Task requirements –
For the material below, the sole required output is the number of lines that include "lemnat".

Material for this exercise –

************

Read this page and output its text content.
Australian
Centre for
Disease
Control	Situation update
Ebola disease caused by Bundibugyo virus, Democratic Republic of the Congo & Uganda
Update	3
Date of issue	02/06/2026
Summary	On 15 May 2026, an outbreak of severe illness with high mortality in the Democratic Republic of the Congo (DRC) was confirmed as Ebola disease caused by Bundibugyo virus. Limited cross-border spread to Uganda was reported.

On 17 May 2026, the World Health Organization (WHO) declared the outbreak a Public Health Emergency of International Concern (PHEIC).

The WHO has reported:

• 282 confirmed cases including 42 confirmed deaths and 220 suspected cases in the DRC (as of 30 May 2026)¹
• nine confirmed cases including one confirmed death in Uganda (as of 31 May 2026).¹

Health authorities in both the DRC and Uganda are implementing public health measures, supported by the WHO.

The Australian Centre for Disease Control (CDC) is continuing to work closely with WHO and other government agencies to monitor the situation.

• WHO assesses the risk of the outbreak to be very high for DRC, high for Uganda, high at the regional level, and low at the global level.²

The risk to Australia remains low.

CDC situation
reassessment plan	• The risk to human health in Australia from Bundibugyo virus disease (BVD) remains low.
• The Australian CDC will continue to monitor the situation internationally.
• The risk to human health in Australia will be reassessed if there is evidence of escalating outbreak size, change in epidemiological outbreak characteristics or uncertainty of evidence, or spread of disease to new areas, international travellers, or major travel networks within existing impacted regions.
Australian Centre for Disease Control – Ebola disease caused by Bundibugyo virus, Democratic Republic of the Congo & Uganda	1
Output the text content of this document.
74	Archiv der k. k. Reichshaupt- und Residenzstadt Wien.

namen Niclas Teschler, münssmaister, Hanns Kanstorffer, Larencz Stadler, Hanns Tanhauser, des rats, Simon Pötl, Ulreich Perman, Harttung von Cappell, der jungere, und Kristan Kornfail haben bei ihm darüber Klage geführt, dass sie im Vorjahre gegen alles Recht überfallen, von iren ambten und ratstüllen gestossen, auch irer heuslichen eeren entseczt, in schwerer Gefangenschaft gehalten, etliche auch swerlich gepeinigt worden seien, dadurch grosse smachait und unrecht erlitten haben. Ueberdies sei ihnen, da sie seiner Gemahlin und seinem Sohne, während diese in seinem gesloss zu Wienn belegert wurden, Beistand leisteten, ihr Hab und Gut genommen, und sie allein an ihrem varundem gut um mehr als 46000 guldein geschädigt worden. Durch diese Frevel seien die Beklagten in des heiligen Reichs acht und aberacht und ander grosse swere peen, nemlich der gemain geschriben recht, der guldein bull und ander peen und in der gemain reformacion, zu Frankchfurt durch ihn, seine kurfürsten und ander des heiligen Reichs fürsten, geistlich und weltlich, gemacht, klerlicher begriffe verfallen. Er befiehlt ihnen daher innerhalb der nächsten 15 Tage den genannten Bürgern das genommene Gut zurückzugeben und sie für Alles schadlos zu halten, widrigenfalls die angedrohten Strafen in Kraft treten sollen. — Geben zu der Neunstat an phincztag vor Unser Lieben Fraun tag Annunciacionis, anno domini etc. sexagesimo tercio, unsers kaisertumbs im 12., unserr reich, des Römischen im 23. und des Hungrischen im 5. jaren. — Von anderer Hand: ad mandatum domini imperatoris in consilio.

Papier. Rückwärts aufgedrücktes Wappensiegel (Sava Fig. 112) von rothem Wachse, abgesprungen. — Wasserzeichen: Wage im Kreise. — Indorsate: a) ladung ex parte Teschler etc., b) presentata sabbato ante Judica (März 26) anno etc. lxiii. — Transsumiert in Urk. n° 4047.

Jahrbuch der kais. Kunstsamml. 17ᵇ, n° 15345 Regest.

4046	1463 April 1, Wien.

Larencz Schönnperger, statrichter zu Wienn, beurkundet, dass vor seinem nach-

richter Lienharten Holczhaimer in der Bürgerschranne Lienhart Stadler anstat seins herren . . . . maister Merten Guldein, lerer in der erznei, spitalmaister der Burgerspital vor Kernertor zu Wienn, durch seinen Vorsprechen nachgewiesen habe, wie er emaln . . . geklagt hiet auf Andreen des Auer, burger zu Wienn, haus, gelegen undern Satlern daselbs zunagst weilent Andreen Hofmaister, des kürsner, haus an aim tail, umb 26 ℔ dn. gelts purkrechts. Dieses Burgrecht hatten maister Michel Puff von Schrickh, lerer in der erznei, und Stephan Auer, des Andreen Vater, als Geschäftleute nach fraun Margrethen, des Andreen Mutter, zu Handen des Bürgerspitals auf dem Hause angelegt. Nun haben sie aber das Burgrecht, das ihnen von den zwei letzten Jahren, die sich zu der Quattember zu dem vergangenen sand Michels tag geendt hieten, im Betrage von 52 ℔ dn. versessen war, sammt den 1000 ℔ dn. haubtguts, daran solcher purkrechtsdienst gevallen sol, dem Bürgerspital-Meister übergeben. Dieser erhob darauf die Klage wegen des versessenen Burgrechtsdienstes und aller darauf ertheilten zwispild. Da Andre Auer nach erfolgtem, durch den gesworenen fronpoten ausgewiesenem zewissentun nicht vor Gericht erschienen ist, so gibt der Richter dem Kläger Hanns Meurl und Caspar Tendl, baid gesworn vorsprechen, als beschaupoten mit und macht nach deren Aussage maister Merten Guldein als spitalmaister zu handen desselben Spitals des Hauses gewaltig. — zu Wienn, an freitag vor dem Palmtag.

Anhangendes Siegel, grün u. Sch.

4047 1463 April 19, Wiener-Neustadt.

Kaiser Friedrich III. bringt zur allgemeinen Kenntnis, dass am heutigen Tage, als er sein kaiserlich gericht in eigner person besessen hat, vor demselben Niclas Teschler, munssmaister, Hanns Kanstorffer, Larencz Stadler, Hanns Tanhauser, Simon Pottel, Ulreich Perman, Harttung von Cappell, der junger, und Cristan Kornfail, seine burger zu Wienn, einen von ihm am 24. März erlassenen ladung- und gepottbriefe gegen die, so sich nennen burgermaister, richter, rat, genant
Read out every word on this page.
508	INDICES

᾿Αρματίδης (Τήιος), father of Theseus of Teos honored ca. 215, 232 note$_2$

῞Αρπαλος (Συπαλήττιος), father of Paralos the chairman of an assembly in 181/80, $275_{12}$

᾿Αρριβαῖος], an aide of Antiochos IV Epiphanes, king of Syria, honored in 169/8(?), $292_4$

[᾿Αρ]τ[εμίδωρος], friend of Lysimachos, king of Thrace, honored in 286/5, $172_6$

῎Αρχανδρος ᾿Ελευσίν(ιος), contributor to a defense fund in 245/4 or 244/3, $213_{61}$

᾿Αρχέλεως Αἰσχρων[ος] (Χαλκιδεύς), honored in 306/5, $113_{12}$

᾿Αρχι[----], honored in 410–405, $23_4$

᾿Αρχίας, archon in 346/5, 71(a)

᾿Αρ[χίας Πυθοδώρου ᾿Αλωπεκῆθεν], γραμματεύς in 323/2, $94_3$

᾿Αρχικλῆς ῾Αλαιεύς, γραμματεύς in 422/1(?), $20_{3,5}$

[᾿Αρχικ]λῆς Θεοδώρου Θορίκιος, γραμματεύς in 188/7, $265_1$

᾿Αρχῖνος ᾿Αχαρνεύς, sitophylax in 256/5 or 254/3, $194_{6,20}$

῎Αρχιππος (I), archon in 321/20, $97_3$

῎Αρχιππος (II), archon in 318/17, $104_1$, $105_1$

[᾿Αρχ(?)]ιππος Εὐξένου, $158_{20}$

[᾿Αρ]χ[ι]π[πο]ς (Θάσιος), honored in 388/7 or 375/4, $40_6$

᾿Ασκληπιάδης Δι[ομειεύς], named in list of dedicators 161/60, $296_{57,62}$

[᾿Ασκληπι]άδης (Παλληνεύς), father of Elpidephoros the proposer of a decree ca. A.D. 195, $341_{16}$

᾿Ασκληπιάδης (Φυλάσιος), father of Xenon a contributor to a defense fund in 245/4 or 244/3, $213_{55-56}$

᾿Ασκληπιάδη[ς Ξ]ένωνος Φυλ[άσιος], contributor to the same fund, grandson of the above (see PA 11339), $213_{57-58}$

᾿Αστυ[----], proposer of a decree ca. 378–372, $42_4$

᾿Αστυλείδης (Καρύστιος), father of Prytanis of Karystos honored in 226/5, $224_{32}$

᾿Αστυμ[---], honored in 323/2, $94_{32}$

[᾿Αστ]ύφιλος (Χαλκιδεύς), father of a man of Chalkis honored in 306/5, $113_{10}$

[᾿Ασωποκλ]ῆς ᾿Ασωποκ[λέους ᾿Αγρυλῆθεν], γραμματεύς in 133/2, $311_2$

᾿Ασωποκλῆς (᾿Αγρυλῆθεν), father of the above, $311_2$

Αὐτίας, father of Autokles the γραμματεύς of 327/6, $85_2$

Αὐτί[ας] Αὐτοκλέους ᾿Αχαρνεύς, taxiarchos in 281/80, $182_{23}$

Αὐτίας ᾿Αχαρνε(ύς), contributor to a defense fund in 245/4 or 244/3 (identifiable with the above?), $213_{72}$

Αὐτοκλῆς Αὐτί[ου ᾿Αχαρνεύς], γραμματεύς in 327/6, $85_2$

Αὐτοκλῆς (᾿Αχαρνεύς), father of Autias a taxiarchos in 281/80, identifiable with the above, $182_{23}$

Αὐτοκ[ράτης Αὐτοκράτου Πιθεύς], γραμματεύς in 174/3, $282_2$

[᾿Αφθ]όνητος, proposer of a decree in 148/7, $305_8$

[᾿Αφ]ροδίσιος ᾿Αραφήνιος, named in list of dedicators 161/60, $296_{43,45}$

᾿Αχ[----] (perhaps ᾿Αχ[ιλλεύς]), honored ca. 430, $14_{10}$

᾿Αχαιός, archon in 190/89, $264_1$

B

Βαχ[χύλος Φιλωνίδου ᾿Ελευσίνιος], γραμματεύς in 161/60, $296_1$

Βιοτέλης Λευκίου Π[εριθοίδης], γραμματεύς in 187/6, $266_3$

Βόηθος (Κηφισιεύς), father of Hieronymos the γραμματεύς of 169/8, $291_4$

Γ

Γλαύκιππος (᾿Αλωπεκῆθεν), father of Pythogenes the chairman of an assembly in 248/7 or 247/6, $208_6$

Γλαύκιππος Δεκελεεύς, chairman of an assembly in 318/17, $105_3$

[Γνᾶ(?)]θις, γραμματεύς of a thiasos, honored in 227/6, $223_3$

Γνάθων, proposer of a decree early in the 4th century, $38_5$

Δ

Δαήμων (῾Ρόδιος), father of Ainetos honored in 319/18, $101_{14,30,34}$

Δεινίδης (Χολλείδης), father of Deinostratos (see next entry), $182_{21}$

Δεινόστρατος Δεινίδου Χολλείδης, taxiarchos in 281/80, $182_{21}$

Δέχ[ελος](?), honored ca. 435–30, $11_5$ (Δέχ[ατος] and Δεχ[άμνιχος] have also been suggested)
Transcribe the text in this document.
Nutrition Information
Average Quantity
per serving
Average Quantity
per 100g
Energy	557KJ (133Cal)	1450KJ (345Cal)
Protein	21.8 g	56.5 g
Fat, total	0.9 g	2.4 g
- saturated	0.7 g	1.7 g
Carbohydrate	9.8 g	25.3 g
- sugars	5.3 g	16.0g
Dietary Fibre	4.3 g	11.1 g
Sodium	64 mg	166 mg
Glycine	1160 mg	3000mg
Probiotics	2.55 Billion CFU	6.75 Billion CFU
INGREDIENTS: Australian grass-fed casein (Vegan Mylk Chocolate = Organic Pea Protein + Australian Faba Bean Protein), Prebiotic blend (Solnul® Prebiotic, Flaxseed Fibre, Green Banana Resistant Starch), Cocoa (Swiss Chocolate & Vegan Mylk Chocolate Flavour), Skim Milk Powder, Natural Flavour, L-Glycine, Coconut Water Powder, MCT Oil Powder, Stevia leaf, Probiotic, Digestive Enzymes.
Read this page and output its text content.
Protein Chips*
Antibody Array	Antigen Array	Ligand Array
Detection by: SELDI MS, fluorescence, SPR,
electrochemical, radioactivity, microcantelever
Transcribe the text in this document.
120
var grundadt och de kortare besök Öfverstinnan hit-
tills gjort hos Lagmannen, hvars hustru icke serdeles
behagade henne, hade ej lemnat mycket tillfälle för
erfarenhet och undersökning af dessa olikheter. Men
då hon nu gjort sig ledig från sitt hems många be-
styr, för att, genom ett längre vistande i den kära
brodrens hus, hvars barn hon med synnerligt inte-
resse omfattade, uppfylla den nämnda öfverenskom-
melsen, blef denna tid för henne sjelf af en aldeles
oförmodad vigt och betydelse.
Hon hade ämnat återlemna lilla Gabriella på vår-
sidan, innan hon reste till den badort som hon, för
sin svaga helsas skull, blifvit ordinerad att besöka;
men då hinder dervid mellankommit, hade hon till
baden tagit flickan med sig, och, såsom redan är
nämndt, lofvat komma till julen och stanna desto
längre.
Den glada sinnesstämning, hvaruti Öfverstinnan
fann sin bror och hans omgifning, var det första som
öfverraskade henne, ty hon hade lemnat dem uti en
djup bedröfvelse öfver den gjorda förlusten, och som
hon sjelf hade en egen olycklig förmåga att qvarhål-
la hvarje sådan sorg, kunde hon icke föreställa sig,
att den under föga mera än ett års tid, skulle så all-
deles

************

Written solution –
2